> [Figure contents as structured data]

— Begin —

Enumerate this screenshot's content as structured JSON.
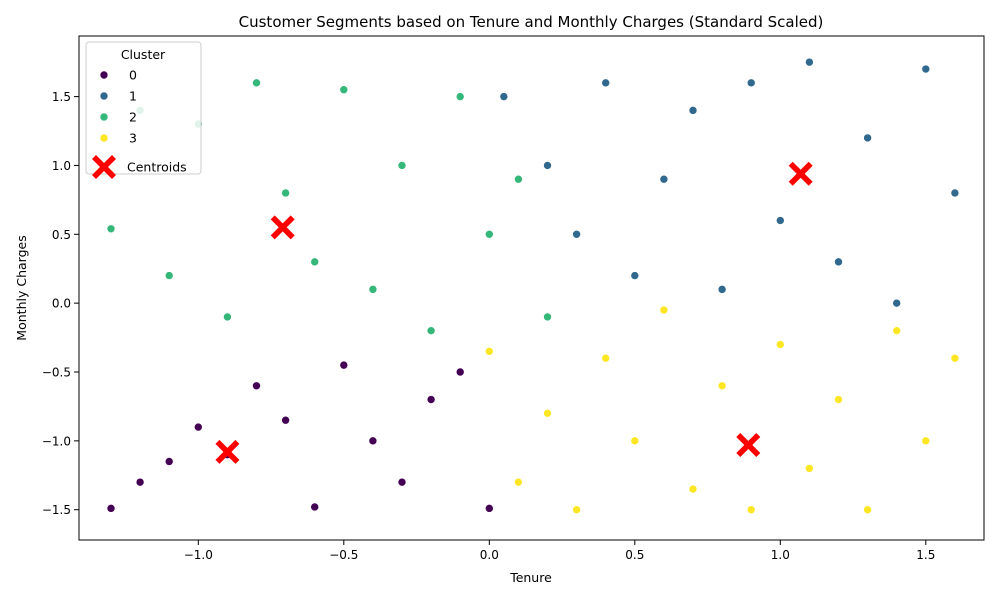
{
  "chart_data": {
    "type": "scatter",
    "title": "Customer Segments based on Tenure and Monthly Charges (Standard Scaled)",
    "xlabel": "Tenure",
    "ylabel": "Monthly Charges",
    "xlim": [
      -1.41,
      1.7
    ],
    "ylim": [
      -1.72,
      1.94
    ],
    "xticks": [
      -1.0,
      -0.5,
      0.0,
      0.5,
      1.0,
      1.5
    ],
    "xtick_labels": [
      "−1.0",
      "−0.5",
      "0.0",
      "0.5",
      "1.0",
      "1.5"
    ],
    "yticks": [
      -1.5,
      -1.0,
      -0.5,
      0.0,
      0.5,
      1.0,
      1.5
    ],
    "ytick_labels": [
      "−1.5",
      "−1.0",
      "−0.5",
      "0.0",
      "0.5",
      "1.0",
      "1.5"
    ],
    "grid": false,
    "legend": {
      "title": "Cluster",
      "position": "top-left",
      "entries": [
        {
          "label": "0",
          "color": "#440154"
        },
        {
          "label": "1",
          "color": "#31688e"
        },
        {
          "label": "2",
          "color": "#35b779"
        },
        {
          "label": "3",
          "color": "#fde725"
        },
        {
          "label": "Centroids",
          "color": "#ff0000",
          "marker": "X"
        }
      ]
    },
    "series": [
      {
        "name": "0",
        "color": "#440154",
        "x_range": [
          -1.3,
          0.0
        ],
        "y_range": [
          -1.55,
          -0.3
        ],
        "approx_points": [
          [
            -1.3,
            -1.49
          ],
          [
            -1.2,
            -1.3
          ],
          [
            -1.1,
            -1.15
          ],
          [
            -1.0,
            -0.9
          ],
          [
            -0.9,
            -1.1
          ],
          [
            -0.8,
            -0.6
          ],
          [
            -0.7,
            -0.85
          ],
          [
            -0.6,
            -1.48
          ],
          [
            -0.5,
            -0.45
          ],
          [
            -0.4,
            -1.0
          ],
          [
            -0.3,
            -1.3
          ],
          [
            -0.2,
            -0.7
          ],
          [
            -0.1,
            -0.5
          ],
          [
            0.0,
            -1.49
          ]
        ]
      },
      {
        "name": "1",
        "color": "#31688e",
        "x_range": [
          0.0,
          1.62
        ],
        "y_range": [
          -0.08,
          1.79
        ],
        "approx_points": [
          [
            0.05,
            1.5
          ],
          [
            0.2,
            1.0
          ],
          [
            0.3,
            0.5
          ],
          [
            0.4,
            1.6
          ],
          [
            0.5,
            0.2
          ],
          [
            0.6,
            0.9
          ],
          [
            0.7,
            1.4
          ],
          [
            0.8,
            0.1
          ],
          [
            0.9,
            1.6
          ],
          [
            1.0,
            0.6
          ],
          [
            1.1,
            1.75
          ],
          [
            1.2,
            0.3
          ],
          [
            1.3,
            1.2
          ],
          [
            1.4,
            0.0
          ],
          [
            1.5,
            1.7
          ],
          [
            1.6,
            0.8
          ]
        ]
      },
      {
        "name": "2",
        "color": "#35b779",
        "x_range": [
          -1.3,
          0.2
        ],
        "y_range": [
          -0.3,
          1.6
        ],
        "approx_points": [
          [
            -1.3,
            0.54
          ],
          [
            -1.2,
            1.4
          ],
          [
            -1.1,
            0.2
          ],
          [
            -1.0,
            1.3
          ],
          [
            -0.9,
            -0.1
          ],
          [
            -0.8,
            1.6
          ],
          [
            -0.7,
            0.8
          ],
          [
            -0.6,
            0.3
          ],
          [
            -0.5,
            1.55
          ],
          [
            -0.4,
            0.1
          ],
          [
            -0.3,
            1.0
          ],
          [
            -0.2,
            -0.2
          ],
          [
            -0.1,
            1.5
          ],
          [
            0.0,
            0.5
          ],
          [
            0.1,
            0.9
          ],
          [
            0.2,
            -0.1
          ]
        ]
      },
      {
        "name": "3",
        "color": "#fde725",
        "x_range": [
          0.0,
          1.62
        ],
        "y_range": [
          -1.55,
          0.0
        ],
        "approx_points": [
          [
            0.0,
            -0.35
          ],
          [
            0.1,
            -1.3
          ],
          [
            0.2,
            -0.8
          ],
          [
            0.3,
            -1.5
          ],
          [
            0.4,
            -0.4
          ],
          [
            0.5,
            -1.0
          ],
          [
            0.6,
            -0.05
          ],
          [
            0.7,
            -1.35
          ],
          [
            0.8,
            -0.6
          ],
          [
            0.9,
            -1.5
          ],
          [
            1.0,
            -0.3
          ],
          [
            1.1,
            -1.2
          ],
          [
            1.2,
            -0.7
          ],
          [
            1.3,
            -1.5
          ],
          [
            1.4,
            -0.2
          ],
          [
            1.5,
            -1.0
          ],
          [
            1.6,
            -0.4
          ]
        ]
      }
    ],
    "centroids": [
      {
        "x": -0.9,
        "y": -1.08
      },
      {
        "x": 1.07,
        "y": 0.94
      },
      {
        "x": -0.71,
        "y": 0.55
      },
      {
        "x": 0.89,
        "y": -1.03
      }
    ]
  }
}
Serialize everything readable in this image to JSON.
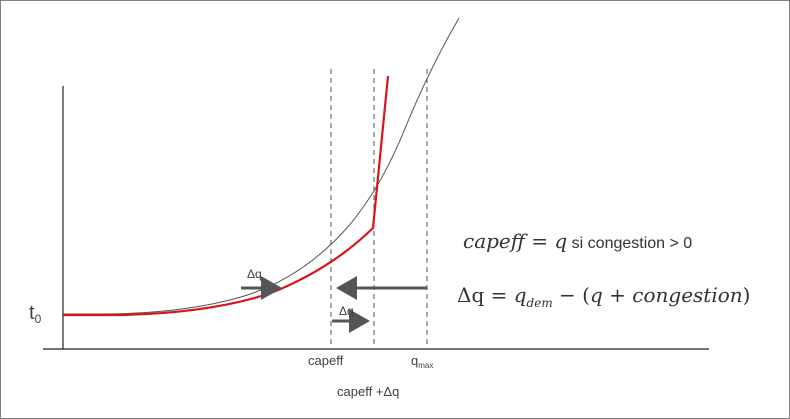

— End —

> [Required work] Looking at the records above, work out how many lines include the string "JSON". Give the number and nothing else.

> [Output of the task] 2